Compito assegnato 1: Estrai e ricopia senza modifiche le righe dell'elenco che vanno dall'inizio fino alla riga contenente "- racer-id-3: 3737: [217, 354, 266, 376]", quest'ultima compresa.

Estratto scelto:
:::::

E’ una lirica correlativamente oggettiva (forse più delle altre della raccolta) con l’intitolazione al balcone che s’intravede a pie’ d’opera, preannuncio pregnante di tutto il leit motiv strutturale e formale della sezione specifica; già nello schema A-B-C-A D-E-D-E F-G-H-F (contemperando in un unicum formale rime ed assonanze) è presente l’intento poikilistico, l’effetto variante anelato dal poeta; ad una prima strofa con rima alternata ad intervallo due e due versi liberi, ne succede una seconda dove il ritmo delle rime alterne si sostanzia perfettamente nei versi pari, ricorrendo all’assonanza in quelli dispari (congiunto /spunta) e poi una terza dove la clausola mira ad una semplice e più sfumata assonanza nei versi di apertura e chiusura (barlumi/ illumina), virando sulla rima endostica nel secondo e terzo verso (scorgi/sporgi); si reitera l’effetto asimmetrico nell’avvicinamento e distanziamento di rime ed assonanze tutte concentrate in clausula con l’inserimento di un trittico di rime endostiche aderentissime (aperto / malcerto/ certo) in prima strofa e di un’altra costituita dalla coppia scorgi/sporgi di cui si è appena accennato nella terza strofa con l’intervallo di un’assonanza nella strofa centrale (tardo /arduo) Ridondante e martellante il suono della vocale più chiusa (giuoco / nulla / un/ tuo / fuoco / vuoto / congiunto/ arduo/ nulla / spunta/ barlumi / quella / tu/ questa / illumina) e l’assalto delle rotanti carissime al poeta (pareva /mutare / m’era /aperto / malcerto /certo / ora/ tardo / arduo  /attenderti / barlumi/ scorgi/ sporgi/finestra).

:::::

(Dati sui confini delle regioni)
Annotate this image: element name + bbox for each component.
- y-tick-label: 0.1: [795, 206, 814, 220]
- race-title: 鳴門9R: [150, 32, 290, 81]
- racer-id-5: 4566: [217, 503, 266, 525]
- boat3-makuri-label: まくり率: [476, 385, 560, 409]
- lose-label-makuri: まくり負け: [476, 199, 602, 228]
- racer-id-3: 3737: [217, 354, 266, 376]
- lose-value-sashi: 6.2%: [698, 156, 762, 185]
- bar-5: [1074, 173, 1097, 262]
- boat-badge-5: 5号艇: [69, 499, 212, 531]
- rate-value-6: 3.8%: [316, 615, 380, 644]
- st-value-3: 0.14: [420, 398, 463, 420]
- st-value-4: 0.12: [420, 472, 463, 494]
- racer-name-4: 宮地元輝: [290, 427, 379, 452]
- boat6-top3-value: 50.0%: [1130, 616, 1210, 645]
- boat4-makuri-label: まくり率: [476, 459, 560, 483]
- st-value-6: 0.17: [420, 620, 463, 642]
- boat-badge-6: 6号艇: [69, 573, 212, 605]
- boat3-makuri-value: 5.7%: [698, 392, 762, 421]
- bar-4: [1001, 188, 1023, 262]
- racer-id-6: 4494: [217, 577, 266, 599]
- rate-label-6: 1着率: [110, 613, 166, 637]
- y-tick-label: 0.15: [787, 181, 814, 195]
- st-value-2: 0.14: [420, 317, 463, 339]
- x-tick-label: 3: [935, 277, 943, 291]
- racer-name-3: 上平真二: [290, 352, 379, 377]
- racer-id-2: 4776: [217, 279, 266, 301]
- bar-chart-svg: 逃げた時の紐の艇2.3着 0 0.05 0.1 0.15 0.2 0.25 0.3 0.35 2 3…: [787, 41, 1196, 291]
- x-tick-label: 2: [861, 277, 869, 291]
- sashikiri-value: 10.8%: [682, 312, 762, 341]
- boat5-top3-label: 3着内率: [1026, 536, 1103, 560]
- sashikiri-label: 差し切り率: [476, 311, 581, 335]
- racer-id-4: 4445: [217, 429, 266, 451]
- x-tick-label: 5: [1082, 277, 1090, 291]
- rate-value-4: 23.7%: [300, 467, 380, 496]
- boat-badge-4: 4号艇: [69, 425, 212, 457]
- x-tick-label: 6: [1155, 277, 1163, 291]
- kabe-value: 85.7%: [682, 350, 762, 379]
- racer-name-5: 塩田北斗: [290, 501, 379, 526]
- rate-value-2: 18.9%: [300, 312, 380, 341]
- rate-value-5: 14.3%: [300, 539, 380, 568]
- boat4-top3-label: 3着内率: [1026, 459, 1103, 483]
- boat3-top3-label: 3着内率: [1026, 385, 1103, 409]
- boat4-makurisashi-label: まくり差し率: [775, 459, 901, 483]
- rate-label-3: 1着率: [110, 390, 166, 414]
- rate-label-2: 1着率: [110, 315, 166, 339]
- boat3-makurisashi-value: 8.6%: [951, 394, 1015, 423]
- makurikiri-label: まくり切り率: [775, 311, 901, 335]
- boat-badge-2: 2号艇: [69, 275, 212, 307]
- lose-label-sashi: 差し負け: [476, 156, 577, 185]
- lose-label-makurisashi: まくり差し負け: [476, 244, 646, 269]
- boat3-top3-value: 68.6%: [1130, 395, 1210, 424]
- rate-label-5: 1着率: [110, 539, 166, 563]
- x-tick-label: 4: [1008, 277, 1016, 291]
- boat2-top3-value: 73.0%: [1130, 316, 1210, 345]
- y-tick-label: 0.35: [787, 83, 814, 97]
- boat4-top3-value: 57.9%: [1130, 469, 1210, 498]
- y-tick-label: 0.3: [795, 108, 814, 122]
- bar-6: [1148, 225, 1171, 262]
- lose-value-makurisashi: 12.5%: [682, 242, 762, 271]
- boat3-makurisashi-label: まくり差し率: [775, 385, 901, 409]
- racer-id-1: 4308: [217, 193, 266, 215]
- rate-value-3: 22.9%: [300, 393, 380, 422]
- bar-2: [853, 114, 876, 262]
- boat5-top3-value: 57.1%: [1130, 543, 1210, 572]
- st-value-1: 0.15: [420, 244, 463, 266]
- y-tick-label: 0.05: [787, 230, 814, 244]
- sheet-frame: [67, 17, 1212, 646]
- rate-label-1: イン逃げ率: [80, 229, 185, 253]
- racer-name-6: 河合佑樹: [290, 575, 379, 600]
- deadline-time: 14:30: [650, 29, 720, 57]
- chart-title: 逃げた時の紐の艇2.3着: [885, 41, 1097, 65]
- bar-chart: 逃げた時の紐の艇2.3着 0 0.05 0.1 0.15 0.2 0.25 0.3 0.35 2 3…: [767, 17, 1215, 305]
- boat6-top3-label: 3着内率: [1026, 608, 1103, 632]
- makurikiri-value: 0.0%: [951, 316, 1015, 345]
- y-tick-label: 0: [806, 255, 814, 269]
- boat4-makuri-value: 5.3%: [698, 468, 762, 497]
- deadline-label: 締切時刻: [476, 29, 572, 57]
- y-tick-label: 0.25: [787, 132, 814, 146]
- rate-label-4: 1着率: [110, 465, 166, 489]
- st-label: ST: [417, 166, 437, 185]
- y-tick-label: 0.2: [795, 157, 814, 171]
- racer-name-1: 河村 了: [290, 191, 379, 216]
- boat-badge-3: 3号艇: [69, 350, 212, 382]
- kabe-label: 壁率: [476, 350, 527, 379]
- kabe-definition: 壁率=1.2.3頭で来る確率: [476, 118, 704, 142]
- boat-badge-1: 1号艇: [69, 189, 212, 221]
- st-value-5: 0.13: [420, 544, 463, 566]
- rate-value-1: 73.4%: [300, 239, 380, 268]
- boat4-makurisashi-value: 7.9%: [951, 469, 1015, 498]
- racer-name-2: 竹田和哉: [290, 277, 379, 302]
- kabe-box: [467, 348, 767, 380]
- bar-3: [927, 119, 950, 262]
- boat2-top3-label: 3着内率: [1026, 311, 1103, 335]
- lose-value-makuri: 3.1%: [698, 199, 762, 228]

:::::

Compito assegnato 2: Quale schema di rime e assonanze attribuisce alla lirica l'estratto scelto?

Risposta completa 1:
Annotate this image: element name + bbox for each component.
- y-tick-label: 0.1: [795, 206, 814, 220]
- race-title: 鳴門9R: [150, 32, 290, 81]
- racer-id-5: 4566: [217, 503, 266, 525]
- boat3-makuri-label: まくり率: [476, 385, 560, 409]
- lose-label-makuri: まくり負け: [476, 199, 602, 228]
- racer-id-3: 3737: [217, 354, 266, 376]

Risposta completa 2: A-B-C-A D-E-D-E F-G-H-F.